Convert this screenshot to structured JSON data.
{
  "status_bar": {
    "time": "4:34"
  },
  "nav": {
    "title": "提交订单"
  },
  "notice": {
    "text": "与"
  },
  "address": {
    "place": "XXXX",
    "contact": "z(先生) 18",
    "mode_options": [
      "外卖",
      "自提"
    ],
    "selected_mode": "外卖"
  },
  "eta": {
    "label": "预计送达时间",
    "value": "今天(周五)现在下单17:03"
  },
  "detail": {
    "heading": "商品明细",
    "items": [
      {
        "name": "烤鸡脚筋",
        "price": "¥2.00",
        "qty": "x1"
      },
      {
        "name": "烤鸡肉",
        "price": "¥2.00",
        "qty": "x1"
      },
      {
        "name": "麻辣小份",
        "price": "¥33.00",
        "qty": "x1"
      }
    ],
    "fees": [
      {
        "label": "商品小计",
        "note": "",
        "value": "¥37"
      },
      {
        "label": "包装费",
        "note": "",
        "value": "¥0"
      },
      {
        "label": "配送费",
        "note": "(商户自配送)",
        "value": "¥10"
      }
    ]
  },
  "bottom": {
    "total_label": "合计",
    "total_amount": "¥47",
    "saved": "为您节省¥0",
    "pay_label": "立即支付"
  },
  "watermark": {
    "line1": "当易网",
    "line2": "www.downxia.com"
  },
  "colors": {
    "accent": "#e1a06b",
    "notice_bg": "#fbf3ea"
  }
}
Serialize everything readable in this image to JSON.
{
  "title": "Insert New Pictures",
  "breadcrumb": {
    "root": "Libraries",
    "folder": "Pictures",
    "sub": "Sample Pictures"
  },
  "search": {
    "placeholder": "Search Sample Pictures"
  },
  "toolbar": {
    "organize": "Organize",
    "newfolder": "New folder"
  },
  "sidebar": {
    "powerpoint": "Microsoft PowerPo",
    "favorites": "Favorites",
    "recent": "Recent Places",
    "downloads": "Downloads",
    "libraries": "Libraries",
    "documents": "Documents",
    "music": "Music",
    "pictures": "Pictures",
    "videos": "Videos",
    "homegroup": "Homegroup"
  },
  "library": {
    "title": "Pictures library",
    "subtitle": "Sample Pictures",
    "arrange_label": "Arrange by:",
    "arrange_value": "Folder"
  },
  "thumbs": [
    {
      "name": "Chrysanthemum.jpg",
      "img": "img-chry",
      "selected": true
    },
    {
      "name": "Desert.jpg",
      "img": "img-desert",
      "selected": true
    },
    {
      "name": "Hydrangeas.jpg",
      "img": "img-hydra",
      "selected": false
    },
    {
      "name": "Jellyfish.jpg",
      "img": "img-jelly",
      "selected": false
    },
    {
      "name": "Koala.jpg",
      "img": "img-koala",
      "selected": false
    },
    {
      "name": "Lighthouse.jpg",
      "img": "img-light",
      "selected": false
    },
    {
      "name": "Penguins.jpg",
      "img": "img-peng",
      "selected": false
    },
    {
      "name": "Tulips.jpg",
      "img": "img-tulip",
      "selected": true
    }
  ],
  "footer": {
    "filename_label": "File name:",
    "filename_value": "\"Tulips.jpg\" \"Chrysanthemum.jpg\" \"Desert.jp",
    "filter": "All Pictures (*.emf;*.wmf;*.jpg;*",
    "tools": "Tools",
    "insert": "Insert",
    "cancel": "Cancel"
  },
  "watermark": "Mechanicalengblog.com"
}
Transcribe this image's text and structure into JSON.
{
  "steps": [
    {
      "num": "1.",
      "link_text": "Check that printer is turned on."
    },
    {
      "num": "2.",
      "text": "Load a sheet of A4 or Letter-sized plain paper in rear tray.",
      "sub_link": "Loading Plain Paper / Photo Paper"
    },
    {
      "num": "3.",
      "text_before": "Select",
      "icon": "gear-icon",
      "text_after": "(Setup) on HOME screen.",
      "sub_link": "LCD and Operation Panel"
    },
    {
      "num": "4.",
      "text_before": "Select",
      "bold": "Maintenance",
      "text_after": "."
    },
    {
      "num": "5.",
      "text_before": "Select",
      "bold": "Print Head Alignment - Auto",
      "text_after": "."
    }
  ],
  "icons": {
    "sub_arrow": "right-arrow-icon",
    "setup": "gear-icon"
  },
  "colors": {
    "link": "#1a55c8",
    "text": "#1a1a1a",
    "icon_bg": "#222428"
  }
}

++++++++++

## WORK TO DO
Repeat all the entries exactly as given.

## WRITTEN SOLUTION
Convert this screenshot to structured JSON data.
{
  "status_bar": {
    "time": "4:34"
  },
  "nav": {
    "title": "提交订单"
  },
  "notice": {
    "text": "与"
  },
  "address": {
    "place": "XXXX",
    "contact": "z(先生) 18",
    "mode_options": [
      "外卖",
      "自提"
    ],
    "selected_mode": "外卖"
  },
  "eta": {
    "label": "预计送达时间",
    "value": "今天(周五)现在下单17:03"
  },
  "detail": {
    "heading": "商品明细",
    "items": [
      {
        "name": "烤鸡脚筋",
        "price": "¥2.00",
        "qty": "x1"
      },
      {
        "name": "烤鸡肉",
        "price": "¥2.00",
        "qty": "x1"
      },
      {
        "name": "麻辣小份",
        "price": "¥33.00",
        "qty": "x1"
      }
    ],
    "fees": [
      {
        "label": "商品小计",
        "note": "",
        "value": "¥37"
      },
      {
        "label": "包装费",
        "note": "",
        "value": "¥0"
      },
      {
        "label": "配送费",
        "note": "(商户自配送)",
        "value": "¥10"
      }
    ]
  },
  "bottom": {
    "total_label": "合计",
    "total_amount": "¥47",
    "saved": "为您节省¥0",
    "pay_label": "立即支付"
  },
  "watermark": {
    "line1": "当易网",
    "line2": "www.downxia.com"
  },
  "colors": {
    "accent": "#e1a06b",
    "notice_bg": "#fbf3ea"
  }
}
Serialize everything readable in this image to JSON.
{
  "title": "Insert New Pictures",
  "breadcrumb": {
    "root": "Libraries",
    "folder": "Pictures",
    "sub": "Sample Pictures"
  },
  "search": {
    "placeholder": "Search Sample Pictures"
  },
  "toolbar": {
    "organize": "Organize",
    "newfolder": "New folder"
  },
  "sidebar": {
    "powerpoint": "Microsoft PowerPo",
    "favorites": "Favorites",
    "recent": "Recent Places",
    "downloads": "Downloads",
    "libraries": "Libraries",
    "documents": "Documents",
    "music": "Music",
    "pictures": "Pictures",
    "videos": "Videos",
    "homegroup": "Homegroup"
  },
  "library": {
    "title": "Pictures library",
    "subtitle": "Sample Pictures",
    "arrange_label": "Arrange by:",
    "arrange_value": "Folder"
  },
  "thumbs": [
    {
      "name": "Chrysanthemum.jpg",
      "img": "img-chry",
      "selected": true
    },
    {
      "name": "Desert.jpg",
      "img": "img-desert",
      "selected": true
    },
    {
      "name": "Hydrangeas.jpg",
      "img": "img-hydra",
      "selected": false
    },
    {
      "name": "Jellyfish.jpg",
      "img": "img-jelly",
      "selected": false
    },
    {
      "name": "Koala.jpg",
      "img": "img-koala",
      "selected": false
    },
    {
      "name": "Lighthouse.jpg",
      "img": "img-light",
      "selected": false
    },
    {
      "name": "Penguins.jpg",
      "img": "img-peng",
      "selected": false
    },
    {
      "name": "Tulips.jpg",
      "img": "img-tulip",
      "selected": true
    }
  ],
  "footer": {
    "filename_label": "File name:",
    "filename_value": "\"Tulips.jpg\" \"Chrysanthemum.jpg\" \"Desert.jp",
    "filter": "All Pictures (*.emf;*.wmf;*.jpg;*",
    "tools": "Tools",
    "insert": "Insert",
    "cancel": "Cancel"
  },
  "watermark": "Mechanicalengblog.com"
}
Transcribe this image's text and structure into JSON.
{
  "steps": [
    {
      "num": "1.",
      "link_text": "Check that printer is turned on."
    },
    {
      "num": "2.",
      "text": "Load a sheet of A4 or Letter-sized plain paper in rear tray.",
      "sub_link": "Loading Plain Paper / Photo Paper"
    },
    {
      "num": "3.",
      "text_before": "Select",
      "icon": "gear-icon",
      "text_after": "(Setup) on HOME screen.",
      "sub_link": "LCD and Operation Panel"
    },
    {
      "num": "4.",
      "text_before": "Select",
      "bold": "Maintenance",
      "text_after": "."
    },
    {
      "num": "5.",
      "text_before": "Select",
      "bold": "Print Head Alignment - Auto",
      "text_after": "."
    }
  ],
  "icons": {
    "sub_arrow": "right-arrow-icon",
    "setup": "gear-icon"
  },
  "colors": {
    "link": "#1a55c8",
    "text": "#1a1a1a",
    "icon_bg": "#222428"
  }
}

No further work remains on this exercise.